## Raw records:
◇ ◇ ◇
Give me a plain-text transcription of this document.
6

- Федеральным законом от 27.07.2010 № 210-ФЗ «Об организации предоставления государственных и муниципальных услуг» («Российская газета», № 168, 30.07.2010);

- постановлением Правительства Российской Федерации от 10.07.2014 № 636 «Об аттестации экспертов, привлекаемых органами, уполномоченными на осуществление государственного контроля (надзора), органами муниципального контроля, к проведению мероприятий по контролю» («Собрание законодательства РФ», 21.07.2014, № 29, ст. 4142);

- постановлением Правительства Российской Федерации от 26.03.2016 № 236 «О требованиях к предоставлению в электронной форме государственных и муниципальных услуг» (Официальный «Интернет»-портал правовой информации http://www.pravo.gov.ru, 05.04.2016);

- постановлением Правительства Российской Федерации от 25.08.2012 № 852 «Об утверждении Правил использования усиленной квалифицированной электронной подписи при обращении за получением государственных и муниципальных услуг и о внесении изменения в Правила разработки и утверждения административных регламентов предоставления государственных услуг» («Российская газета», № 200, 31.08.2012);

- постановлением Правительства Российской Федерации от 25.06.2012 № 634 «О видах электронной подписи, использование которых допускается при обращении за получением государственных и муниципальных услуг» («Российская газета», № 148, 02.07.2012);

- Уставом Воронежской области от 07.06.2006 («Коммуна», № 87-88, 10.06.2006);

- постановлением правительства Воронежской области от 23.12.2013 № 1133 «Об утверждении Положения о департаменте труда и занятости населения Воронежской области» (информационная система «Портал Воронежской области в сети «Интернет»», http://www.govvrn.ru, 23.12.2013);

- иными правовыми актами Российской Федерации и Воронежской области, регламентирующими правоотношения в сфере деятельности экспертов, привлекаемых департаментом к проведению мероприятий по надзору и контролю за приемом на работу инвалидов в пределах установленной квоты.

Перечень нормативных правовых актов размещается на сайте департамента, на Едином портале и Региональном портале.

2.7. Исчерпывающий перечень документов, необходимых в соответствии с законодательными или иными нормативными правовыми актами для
◇ ◇ ◇
## Written problem:
Report the number of lines that include the string "получением"; return nothing but the count.

## Complete response:
2